WORK INSTRUCTION.
Here the job is to transcribe the data verbatim while leaving each picture out.

******************************

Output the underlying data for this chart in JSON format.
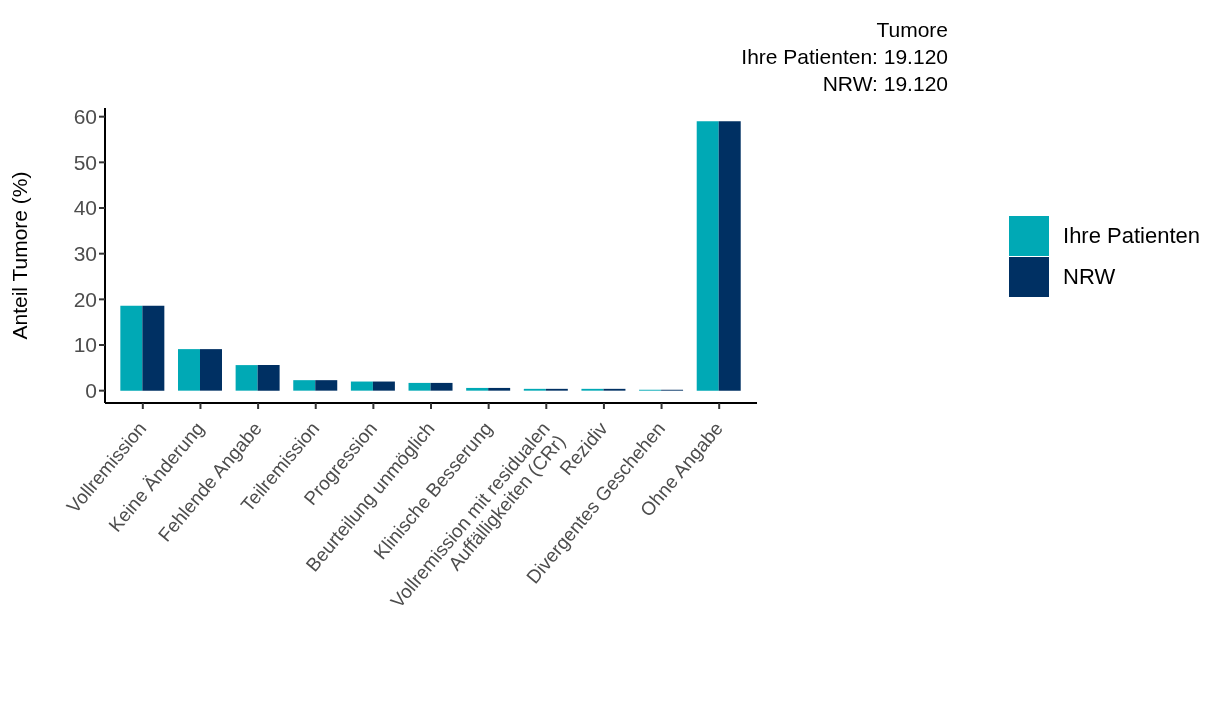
{
  "chart_data": {
    "type": "bar",
    "title": "Tumore",
    "subtitle": "Ihre Patienten: 19.120\nNRW: 19.120",
    "ylabel": "Anteil Tumore (%)",
    "categories": [
      "Vollremission",
      "Keine Änderung",
      "Fehlende Angabe",
      "Teilremission",
      "Progression",
      "Beurteilung unmöglich",
      "Klinische Besserung",
      "Vollremission mit residualen\nAuffälligkeiten (CRr)",
      "Rezidiv",
      "Divergentes Geschehen",
      "Ohne Angabe"
    ],
    "series": [
      {
        "name": "Ihre Patienten",
        "color": "#00a9b5",
        "values": [
          18.6,
          9.1,
          5.6,
          2.3,
          2.0,
          1.7,
          0.6,
          0.4,
          0.4,
          0.2,
          59.0
        ]
      },
      {
        "name": "NRW",
        "color": "#003063",
        "values": [
          18.6,
          9.1,
          5.6,
          2.3,
          2.0,
          1.7,
          0.6,
          0.4,
          0.4,
          0.2,
          59.0
        ]
      }
    ],
    "ylim": [
      -2.7,
      61.9
    ],
    "yticks": [
      0,
      10,
      20,
      30,
      40,
      50,
      60
    ],
    "grid": false,
    "legend": "right"
  }
}
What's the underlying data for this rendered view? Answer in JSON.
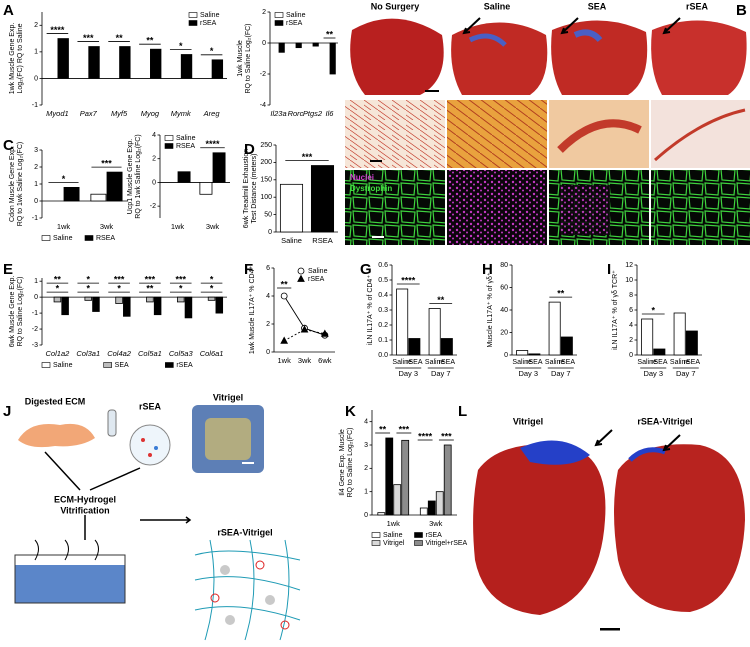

******************************

TASK RESPONSE.
Output the underlying data for this chart in JSON format.
{
  "chart_data": {
    "type": "bar",
    "title": "Tumore",
    "subtitle": "Ihre Patienten: 19.120\nNRW: 19.120",
    "ylabel": "Anteil Tumore (%)",
    "categories": [
      "Vollremission",
      "Keine Änderung",
      "Fehlende Angabe",
      "Teilremission",
      "Progression",
      "Beurteilung unmöglich",
      "Klinische Besserung",
      "Vollremission mit residualen\nAuffälligkeiten (CRr)",
      "Rezidiv",
      "Divergentes Geschehen",
      "Ohne Angabe"
    ],
    "series": [
      {
        "name": "Ihre Patienten",
        "color": "#00a9b5",
        "values": [
          18.6,
          9.1,
          5.6,
          2.3,
          2.0,
          1.7,
          0.6,
          0.4,
          0.4,
          0.2,
          59.0
        ]
      },
      {
        "name": "NRW",
        "color": "#003063",
        "values": [
          18.6,
          9.1,
          5.6,
          2.3,
          2.0,
          1.7,
          0.6,
          0.4,
          0.4,
          0.2,
          59.0
        ]
      }
    ],
    "ylim": [
      -2.7,
      61.9
    ],
    "yticks": [
      0,
      10,
      20,
      30,
      40,
      50,
      60
    ],
    "grid": false,
    "legend": "right"
  }
}
What's the underlying data for this rendered view? Answer in JSON.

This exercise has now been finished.